>> START INPUT

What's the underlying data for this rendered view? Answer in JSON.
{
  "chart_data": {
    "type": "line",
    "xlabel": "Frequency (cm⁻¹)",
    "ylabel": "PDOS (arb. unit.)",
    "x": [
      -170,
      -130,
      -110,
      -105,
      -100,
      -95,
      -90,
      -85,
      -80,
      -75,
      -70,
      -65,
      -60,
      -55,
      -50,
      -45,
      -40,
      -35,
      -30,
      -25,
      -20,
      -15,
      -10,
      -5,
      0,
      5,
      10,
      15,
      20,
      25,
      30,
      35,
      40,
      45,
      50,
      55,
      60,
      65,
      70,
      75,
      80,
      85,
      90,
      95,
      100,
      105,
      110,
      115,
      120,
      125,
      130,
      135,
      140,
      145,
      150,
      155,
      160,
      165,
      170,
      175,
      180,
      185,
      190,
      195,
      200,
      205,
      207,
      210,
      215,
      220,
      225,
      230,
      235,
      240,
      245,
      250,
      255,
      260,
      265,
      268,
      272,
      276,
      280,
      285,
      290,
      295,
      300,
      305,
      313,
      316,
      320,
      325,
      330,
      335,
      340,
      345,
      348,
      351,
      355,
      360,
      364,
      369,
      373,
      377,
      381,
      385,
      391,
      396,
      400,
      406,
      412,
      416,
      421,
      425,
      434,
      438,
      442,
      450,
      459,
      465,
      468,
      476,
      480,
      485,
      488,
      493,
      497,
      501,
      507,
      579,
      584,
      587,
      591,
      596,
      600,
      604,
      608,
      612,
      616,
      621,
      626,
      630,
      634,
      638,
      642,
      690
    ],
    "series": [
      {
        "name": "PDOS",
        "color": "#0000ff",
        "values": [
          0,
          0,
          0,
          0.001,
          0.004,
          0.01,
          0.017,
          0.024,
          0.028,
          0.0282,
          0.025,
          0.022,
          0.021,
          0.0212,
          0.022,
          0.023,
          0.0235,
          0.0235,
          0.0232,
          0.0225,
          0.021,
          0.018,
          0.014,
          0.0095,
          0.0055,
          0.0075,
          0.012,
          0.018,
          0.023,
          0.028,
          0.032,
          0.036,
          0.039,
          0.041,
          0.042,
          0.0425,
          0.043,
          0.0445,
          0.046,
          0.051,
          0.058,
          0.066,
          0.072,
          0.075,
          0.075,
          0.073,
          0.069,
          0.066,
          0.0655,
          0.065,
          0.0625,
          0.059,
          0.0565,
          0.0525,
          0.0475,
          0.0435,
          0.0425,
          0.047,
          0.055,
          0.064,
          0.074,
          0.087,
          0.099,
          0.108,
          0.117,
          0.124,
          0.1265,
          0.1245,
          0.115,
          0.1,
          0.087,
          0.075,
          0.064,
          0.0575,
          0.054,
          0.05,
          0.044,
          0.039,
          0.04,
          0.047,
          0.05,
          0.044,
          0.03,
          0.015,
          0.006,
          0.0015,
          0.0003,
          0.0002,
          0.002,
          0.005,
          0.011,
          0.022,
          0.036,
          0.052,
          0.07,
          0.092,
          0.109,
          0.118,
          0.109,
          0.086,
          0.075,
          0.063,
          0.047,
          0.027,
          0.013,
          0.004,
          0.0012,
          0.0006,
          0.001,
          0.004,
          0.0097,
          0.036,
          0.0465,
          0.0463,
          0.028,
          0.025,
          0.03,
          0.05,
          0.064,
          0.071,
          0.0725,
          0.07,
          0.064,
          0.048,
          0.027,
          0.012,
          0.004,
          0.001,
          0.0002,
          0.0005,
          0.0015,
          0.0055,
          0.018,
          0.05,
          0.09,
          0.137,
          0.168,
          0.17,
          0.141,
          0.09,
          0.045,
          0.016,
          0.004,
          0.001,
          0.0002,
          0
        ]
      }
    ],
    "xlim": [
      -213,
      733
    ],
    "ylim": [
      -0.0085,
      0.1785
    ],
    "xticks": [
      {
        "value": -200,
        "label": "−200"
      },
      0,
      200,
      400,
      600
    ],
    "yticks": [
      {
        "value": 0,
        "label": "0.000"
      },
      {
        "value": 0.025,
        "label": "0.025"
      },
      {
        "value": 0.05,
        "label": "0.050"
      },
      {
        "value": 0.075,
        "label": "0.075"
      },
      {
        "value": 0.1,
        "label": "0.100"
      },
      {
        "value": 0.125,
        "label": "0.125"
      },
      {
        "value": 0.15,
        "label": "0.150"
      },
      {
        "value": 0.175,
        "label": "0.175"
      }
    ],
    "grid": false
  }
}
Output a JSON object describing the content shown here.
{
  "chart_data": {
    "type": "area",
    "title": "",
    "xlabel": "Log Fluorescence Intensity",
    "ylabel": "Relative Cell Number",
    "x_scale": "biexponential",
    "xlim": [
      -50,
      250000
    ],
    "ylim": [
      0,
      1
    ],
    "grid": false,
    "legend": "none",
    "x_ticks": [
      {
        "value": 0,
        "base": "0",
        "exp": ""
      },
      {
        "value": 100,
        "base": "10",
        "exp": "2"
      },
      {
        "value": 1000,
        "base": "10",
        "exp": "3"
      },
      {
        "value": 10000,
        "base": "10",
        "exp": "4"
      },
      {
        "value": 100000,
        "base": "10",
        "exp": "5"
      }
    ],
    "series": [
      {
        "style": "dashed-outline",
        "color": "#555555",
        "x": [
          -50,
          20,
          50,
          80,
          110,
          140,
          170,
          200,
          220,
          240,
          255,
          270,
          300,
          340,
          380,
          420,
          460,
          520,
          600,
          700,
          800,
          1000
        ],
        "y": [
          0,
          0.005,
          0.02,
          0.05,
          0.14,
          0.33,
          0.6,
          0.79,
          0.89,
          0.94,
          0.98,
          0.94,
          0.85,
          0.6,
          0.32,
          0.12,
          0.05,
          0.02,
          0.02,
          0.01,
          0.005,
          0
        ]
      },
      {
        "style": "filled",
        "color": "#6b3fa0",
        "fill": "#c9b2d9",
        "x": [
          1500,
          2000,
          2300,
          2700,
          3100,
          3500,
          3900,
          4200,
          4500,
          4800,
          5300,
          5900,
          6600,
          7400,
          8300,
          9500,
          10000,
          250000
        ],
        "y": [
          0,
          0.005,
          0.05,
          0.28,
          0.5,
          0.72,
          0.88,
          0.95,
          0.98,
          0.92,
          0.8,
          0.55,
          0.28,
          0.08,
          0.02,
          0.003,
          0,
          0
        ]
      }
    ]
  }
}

>> END INPUT

■ **THE PROBLEM**: Whenever "color" turns up in a line, pick that line out.

■ **ANSWER TO THE EXERCISE**:
        "color": "#0000ff",
        "color": "#555555",
        "color": "#6b3fa0",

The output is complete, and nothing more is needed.